__Source data__:
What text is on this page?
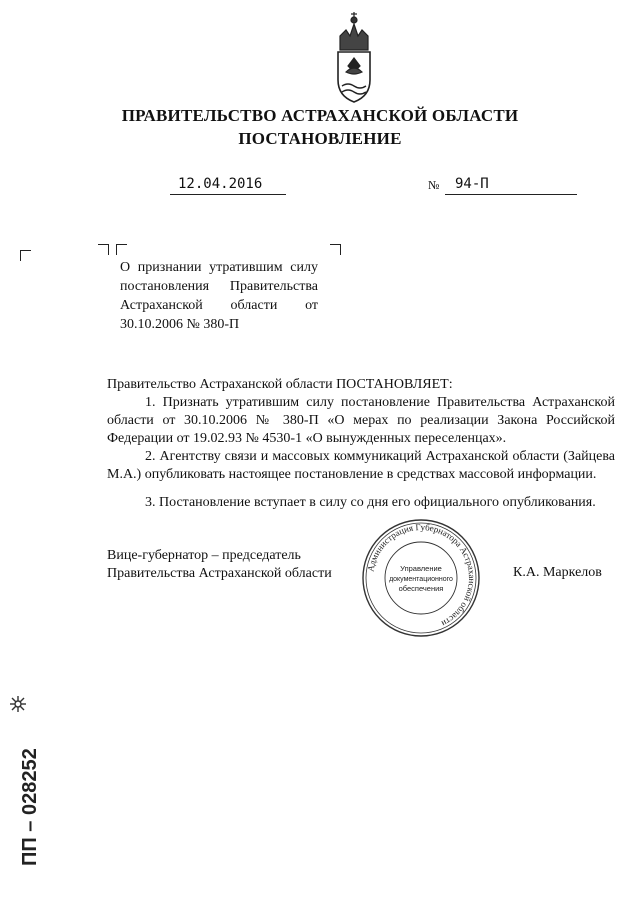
ПРАВИТЕЛЬСТВО АСТРАХАНСКОЙ ОБЛАСТИ
ПОСТАНОВЛЕНИЕ
12.04.2016	№	94-П
О признании утратившим силу постановления Правительства Астраханской области от 30.10.2006 № 380-П
Правительство Астраханской области ПОСТАНОВЛЯЕТ:
1. Признать утратившим силу постановление Правительства Астраханской области от 30.10.2006 № 380-П «О мерах по реализации Закона Российской Федерации от 19.02.93 № 4530-1 «О вынужденных переселенцах».
2. Агентству связи и массовых коммуникаций Астраханской области (Зайцева М.А.) опубликовать настоящее постановление в средствах массовой информации.
3. Постановление вступает в силу со дня его официального опубликования.
Вице-губернатор – председатель
Правительства Астраханской области	К.А. Маркелов
Администрация Губернатора Астраханской области
Управление
документационного
обеспечения
ПП – 028252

__Exercise brief__: Search the entries for the word "утратившим" and gather every line where it appears.

__Exercise result__:
О признании утратившим силу постановления Правительства Астраханской области от 30.10.2006 № 380-П
1. Признать утратившим силу постановление Правительства Астраханской области от 30.10.2006 № 380-П «О мерах по реализации Закона Российской Федерации от 19.02.93 № 4530-1 «О вынужденных переселенцах».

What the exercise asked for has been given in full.